- [Given request]
Every entry below should be transcribed exactly; pictures stay out of the copy.

Figure record extracts
□ □ □ □ □ □ □

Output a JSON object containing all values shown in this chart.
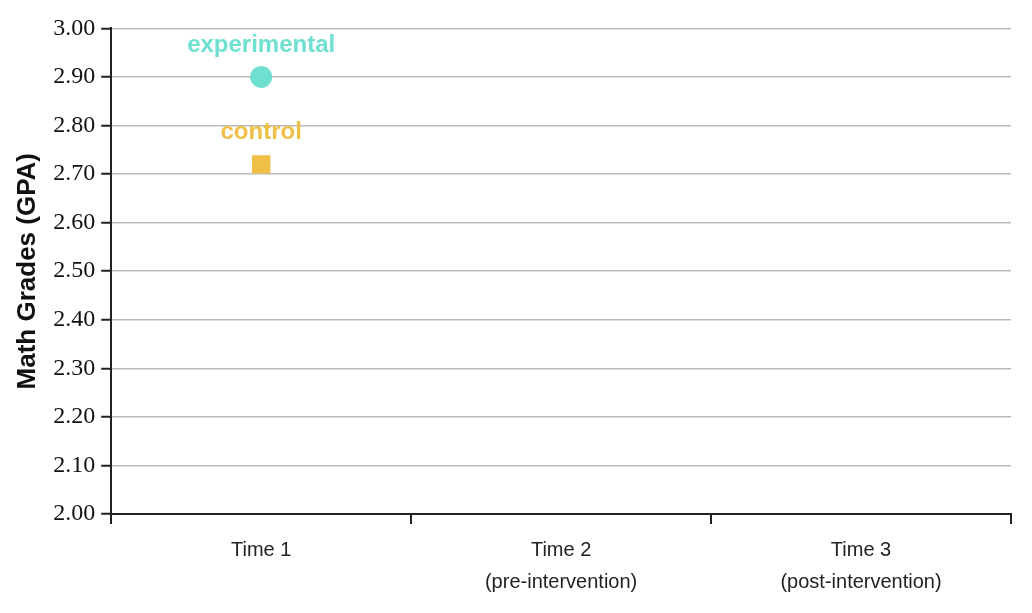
{
  "chart_data": {
    "type": "scatter",
    "ylabel": "Math Grades (GPA)",
    "categories": [
      "Time 1",
      "Time 2\n(pre-intervention)",
      "Time 3\n(post-intervention)"
    ],
    "series": [
      {
        "name": "experimental",
        "color": "#6fe0d0",
        "marker": "circle",
        "values": [
          2.9,
          null,
          null
        ]
      },
      {
        "name": "control",
        "color": "#f0bf45",
        "marker": "square",
        "values": [
          2.72,
          null,
          null
        ]
      }
    ],
    "ylim": [
      2,
      3
    ],
    "yticks": [
      {
        "value": 2,
        "label": "2.00"
      },
      {
        "value": 2.1,
        "label": "2.10"
      },
      {
        "value": 2.2,
        "label": "2.20"
      },
      {
        "value": 2.3,
        "label": "2.30"
      },
      {
        "value": 2.4,
        "label": "2.40"
      },
      {
        "value": 2.5,
        "label": "2.50"
      },
      {
        "value": 2.6,
        "label": "2.60"
      },
      {
        "value": 2.7,
        "label": "2.70"
      },
      {
        "value": 2.8,
        "label": "2.80"
      },
      {
        "value": 2.9,
        "label": "2.90"
      },
      {
        "value": 3,
        "label": "3.00"
      }
    ],
    "grid": "y",
    "legend": false
  }
}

□ □ □ □ □ □ □

- [Right answer]
Output a JSON object containing all values shown in this chart.
{
  "chart_data": {
    "type": "scatter",
    "ylabel": "Math Grades (GPA)",
    "categories": [
      "Time 1",
      "Time 2\n(pre-intervention)",
      "Time 3\n(post-intervention)"
    ],
    "series": [
      {
        "name": "experimental",
        "color": "#6fe0d0",
        "marker": "circle",
        "values": [
          2.9,
          null,
          null
        ]
      },
      {
        "name": "control",
        "color": "#f0bf45",
        "marker": "square",
        "values": [
          2.72,
          null,
          null
        ]
      }
    ],
    "ylim": [
      2,
      3
    ],
    "yticks": [
      {
        "value": 2,
        "label": "2.00"
      },
      {
        "value": 2.1,
        "label": "2.10"
      },
      {
        "value": 2.2,
        "label": "2.20"
      },
      {
        "value": 2.3,
        "label": "2.30"
      },
      {
        "value": 2.4,
        "label": "2.40"
      },
      {
        "value": 2.5,
        "label": "2.50"
      },
      {
        "value": 2.6,
        "label": "2.60"
      },
      {
        "value": 2.7,
        "label": "2.70"
      },
      {
        "value": 2.8,
        "label": "2.80"
      },
      {
        "value": 2.9,
        "label": "2.90"
      },
      {
        "value": 3,
        "label": "3.00"
      }
    ],
    "grid": "y",
    "legend": false
  }
}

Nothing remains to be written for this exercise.